— Required task —
Gather all lines in the data that hold the string "MERCEDES".

____

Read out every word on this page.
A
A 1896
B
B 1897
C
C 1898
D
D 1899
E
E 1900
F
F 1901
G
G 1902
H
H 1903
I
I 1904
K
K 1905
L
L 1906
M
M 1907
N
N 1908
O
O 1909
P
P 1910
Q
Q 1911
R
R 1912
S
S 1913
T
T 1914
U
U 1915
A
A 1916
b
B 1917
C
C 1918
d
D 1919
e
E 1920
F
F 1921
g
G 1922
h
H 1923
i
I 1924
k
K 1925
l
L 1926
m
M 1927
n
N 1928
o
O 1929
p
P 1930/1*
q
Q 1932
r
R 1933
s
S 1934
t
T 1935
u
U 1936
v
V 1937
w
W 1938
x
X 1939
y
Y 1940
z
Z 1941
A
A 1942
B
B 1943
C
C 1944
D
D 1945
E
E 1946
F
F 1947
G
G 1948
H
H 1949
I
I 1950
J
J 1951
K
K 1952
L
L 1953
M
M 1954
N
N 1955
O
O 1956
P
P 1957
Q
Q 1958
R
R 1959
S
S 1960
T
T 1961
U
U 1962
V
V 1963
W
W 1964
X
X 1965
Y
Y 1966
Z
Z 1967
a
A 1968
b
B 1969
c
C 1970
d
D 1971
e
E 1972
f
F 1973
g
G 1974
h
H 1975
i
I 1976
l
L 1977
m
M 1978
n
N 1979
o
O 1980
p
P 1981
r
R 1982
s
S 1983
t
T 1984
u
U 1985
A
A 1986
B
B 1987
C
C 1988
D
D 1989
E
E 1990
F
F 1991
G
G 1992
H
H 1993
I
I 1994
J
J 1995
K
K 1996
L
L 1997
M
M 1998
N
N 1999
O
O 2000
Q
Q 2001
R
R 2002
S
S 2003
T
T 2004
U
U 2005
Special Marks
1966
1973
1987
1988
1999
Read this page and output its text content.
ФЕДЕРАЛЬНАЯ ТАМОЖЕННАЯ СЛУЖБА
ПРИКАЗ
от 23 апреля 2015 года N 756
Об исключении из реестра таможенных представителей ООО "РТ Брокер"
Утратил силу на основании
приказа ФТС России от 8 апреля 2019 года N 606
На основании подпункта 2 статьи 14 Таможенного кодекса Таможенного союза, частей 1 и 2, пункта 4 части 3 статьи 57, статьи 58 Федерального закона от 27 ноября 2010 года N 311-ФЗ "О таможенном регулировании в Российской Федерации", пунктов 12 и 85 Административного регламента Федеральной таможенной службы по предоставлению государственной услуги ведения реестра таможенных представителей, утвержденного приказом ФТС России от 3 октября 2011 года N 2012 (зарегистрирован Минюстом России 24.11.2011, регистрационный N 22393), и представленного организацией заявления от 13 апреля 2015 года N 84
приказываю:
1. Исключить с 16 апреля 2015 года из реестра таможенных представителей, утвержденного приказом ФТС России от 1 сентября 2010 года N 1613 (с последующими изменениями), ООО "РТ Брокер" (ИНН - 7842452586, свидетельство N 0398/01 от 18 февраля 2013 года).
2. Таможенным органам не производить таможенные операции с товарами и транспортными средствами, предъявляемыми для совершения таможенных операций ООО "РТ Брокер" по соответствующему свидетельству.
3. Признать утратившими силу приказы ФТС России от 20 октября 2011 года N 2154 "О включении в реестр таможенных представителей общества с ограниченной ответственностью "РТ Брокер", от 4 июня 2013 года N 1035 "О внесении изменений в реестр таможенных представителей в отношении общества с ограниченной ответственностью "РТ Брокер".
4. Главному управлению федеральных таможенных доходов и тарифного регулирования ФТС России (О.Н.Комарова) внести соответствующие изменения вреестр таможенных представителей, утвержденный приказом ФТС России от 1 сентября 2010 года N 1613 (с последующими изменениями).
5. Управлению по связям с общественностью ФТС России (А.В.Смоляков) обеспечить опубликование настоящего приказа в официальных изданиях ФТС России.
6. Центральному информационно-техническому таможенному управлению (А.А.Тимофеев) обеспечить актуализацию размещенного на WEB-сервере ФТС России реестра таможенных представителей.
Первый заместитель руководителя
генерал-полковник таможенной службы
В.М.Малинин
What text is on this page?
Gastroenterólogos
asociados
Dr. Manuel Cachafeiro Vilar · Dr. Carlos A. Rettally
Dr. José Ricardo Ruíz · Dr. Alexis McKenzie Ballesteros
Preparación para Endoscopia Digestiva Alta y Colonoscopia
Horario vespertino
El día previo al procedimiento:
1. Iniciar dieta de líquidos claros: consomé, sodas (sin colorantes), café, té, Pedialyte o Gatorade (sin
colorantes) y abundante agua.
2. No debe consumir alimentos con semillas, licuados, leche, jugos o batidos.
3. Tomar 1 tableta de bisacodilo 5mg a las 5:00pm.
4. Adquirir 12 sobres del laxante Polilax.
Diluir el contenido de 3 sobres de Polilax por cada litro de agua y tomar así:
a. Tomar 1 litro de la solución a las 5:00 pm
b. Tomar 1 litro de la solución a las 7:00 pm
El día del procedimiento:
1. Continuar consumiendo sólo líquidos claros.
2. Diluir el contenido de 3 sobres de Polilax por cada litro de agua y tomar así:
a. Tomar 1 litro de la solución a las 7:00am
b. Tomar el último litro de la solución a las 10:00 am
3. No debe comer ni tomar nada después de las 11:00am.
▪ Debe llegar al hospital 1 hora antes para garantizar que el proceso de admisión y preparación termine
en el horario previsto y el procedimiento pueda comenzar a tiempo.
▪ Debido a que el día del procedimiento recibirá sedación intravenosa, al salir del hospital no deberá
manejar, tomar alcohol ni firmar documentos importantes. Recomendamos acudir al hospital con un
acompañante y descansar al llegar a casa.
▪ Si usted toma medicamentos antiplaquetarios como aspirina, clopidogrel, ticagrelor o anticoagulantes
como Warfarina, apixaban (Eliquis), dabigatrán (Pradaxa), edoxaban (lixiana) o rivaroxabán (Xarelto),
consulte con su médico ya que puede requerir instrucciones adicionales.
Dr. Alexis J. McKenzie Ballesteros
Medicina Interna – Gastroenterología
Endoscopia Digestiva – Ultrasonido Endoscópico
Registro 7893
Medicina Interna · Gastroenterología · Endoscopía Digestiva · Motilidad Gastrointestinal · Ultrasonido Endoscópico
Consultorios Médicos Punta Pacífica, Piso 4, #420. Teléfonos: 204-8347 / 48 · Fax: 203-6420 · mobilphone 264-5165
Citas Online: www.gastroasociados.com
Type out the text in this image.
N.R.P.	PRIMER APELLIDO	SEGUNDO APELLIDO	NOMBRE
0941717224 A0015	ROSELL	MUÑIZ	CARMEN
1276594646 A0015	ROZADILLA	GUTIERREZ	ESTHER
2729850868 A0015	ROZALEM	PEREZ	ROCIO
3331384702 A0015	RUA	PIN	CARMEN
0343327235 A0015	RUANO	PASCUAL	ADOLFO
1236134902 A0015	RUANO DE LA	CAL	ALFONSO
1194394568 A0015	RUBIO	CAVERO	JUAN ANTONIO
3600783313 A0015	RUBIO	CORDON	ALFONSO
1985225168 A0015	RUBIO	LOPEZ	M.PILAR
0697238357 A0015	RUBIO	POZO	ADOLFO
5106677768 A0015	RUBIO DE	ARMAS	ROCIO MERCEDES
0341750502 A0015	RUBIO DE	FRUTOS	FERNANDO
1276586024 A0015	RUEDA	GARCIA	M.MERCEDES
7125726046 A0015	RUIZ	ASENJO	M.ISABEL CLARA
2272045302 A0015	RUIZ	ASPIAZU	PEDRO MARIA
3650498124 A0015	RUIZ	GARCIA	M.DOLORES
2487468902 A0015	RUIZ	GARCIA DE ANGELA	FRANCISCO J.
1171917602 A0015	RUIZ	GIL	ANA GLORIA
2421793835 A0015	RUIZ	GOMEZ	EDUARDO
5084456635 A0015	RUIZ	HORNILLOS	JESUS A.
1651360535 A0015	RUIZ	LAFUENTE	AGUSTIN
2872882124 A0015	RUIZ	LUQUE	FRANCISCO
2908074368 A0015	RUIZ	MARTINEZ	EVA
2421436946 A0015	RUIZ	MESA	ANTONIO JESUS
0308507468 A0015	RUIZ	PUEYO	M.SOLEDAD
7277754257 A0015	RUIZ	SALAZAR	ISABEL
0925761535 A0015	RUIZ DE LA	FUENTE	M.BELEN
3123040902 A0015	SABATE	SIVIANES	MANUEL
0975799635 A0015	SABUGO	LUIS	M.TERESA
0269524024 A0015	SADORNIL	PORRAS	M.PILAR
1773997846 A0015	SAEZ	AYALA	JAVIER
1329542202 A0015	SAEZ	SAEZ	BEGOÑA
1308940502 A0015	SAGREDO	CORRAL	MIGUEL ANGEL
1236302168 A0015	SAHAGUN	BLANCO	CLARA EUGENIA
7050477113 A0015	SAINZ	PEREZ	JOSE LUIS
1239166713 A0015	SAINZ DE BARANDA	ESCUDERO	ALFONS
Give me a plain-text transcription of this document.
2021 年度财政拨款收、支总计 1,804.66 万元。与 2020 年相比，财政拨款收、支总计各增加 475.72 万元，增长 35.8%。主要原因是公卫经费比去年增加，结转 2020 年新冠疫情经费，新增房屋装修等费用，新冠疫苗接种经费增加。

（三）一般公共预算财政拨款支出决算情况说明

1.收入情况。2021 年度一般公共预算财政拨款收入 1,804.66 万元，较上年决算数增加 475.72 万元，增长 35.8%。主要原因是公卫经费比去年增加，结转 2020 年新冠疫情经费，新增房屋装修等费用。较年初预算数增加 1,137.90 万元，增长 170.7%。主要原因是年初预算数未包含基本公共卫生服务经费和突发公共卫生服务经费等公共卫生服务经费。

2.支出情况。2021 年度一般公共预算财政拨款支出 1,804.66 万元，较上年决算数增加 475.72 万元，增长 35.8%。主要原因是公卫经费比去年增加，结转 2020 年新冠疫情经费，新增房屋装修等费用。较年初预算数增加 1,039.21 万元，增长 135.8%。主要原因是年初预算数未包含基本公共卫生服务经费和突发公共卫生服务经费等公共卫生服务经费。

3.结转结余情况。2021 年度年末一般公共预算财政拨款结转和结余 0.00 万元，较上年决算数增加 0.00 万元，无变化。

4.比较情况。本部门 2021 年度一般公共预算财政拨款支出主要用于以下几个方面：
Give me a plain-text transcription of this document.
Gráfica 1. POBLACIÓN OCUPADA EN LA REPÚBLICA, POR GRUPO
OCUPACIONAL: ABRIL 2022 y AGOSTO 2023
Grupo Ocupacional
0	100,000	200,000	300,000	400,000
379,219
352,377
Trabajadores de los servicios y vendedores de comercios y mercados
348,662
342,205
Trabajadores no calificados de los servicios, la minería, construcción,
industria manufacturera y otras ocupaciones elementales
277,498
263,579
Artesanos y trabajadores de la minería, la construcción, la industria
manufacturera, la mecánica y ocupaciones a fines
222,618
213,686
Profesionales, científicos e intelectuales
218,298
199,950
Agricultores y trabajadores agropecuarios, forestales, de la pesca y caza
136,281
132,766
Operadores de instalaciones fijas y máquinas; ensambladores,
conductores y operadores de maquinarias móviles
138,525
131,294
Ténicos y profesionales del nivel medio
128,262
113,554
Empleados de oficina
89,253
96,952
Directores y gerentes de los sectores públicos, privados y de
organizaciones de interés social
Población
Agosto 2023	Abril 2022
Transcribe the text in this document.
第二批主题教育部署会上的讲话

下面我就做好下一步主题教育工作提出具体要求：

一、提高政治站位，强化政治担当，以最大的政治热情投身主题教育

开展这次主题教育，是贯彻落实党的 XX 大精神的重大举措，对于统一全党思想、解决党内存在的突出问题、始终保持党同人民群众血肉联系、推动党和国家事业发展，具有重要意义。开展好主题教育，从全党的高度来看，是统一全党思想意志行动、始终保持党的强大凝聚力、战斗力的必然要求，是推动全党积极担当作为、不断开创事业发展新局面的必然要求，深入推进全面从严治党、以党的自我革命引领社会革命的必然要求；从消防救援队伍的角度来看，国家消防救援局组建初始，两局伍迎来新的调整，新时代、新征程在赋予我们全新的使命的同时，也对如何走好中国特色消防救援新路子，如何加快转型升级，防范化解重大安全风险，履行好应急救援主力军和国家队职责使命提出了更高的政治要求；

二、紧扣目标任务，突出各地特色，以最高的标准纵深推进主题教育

____

— Complete answer —
5106677768 A0015	RUBIO DE	ARMAS	ROCIO MERCEDES
1276586024 A0015	RUEDA	GARCIA	M.MERCEDES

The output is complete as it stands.